[START]

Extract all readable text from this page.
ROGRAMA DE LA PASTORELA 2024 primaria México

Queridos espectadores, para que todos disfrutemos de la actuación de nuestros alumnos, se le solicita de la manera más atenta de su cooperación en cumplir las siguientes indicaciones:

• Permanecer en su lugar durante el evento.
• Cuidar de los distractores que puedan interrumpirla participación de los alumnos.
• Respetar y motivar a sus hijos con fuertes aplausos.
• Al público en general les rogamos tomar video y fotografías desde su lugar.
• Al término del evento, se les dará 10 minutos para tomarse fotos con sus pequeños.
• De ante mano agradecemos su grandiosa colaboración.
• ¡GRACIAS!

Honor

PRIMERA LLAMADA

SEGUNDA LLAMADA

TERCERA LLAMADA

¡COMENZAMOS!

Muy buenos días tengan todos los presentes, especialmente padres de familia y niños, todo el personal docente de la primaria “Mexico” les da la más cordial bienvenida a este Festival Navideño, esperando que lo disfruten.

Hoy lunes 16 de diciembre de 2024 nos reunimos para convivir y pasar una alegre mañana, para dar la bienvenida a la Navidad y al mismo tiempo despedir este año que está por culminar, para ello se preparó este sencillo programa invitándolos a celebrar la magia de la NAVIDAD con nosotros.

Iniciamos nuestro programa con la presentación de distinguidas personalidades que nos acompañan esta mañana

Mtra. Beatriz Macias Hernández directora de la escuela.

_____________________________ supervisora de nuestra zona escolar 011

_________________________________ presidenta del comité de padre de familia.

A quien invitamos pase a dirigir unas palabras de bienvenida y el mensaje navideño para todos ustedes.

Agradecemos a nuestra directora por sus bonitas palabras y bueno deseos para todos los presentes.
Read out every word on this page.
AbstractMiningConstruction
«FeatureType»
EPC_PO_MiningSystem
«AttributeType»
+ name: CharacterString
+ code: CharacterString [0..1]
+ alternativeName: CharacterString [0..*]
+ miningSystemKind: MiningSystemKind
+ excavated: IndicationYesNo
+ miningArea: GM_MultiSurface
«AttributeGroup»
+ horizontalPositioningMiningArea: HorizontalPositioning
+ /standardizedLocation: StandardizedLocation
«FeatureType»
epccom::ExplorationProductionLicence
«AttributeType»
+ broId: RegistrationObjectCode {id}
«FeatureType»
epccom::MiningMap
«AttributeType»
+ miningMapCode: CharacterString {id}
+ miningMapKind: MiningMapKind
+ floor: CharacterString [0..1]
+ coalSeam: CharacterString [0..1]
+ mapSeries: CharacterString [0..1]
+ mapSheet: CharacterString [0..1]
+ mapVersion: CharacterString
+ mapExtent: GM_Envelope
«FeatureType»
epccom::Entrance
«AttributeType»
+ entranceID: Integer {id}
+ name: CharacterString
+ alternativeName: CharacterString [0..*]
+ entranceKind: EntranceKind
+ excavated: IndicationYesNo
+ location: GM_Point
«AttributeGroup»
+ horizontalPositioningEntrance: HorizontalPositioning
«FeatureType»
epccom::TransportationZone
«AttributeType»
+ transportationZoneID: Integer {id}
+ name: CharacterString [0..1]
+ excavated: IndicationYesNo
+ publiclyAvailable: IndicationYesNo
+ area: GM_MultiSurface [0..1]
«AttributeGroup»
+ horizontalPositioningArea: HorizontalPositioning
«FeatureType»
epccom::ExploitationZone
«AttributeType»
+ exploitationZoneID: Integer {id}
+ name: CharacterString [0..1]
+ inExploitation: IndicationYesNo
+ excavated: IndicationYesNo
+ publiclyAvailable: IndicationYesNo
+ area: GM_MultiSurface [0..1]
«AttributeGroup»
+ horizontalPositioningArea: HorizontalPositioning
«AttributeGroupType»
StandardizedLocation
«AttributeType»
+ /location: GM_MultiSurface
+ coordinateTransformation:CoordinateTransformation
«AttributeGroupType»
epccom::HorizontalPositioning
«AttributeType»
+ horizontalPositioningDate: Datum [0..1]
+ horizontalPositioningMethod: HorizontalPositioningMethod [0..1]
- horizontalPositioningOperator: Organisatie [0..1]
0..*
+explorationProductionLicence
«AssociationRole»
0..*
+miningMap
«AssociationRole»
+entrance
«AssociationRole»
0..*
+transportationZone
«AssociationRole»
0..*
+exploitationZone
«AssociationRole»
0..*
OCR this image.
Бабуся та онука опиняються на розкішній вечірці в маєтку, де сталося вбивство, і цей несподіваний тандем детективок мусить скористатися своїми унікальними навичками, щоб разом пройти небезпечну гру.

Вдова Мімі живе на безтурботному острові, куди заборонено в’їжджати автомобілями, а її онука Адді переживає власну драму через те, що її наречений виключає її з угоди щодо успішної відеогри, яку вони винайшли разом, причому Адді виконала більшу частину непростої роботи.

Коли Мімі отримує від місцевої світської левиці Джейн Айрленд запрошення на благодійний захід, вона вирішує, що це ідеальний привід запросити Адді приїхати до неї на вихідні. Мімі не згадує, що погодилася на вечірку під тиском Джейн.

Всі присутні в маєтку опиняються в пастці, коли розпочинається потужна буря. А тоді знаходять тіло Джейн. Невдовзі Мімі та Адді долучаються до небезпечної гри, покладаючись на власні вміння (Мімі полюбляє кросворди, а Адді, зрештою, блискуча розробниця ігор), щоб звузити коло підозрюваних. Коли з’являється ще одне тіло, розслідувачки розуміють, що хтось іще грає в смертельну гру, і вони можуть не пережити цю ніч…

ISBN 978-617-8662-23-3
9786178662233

[END]

- **Task**
Identify the lines in the entries above that contain "Integer", then copy them out.

- **Result for this exercise**
+ entranceID: Integer {id}
+ transportationZoneID: Integer {id}
+ exploitationZoneID: Integer {id}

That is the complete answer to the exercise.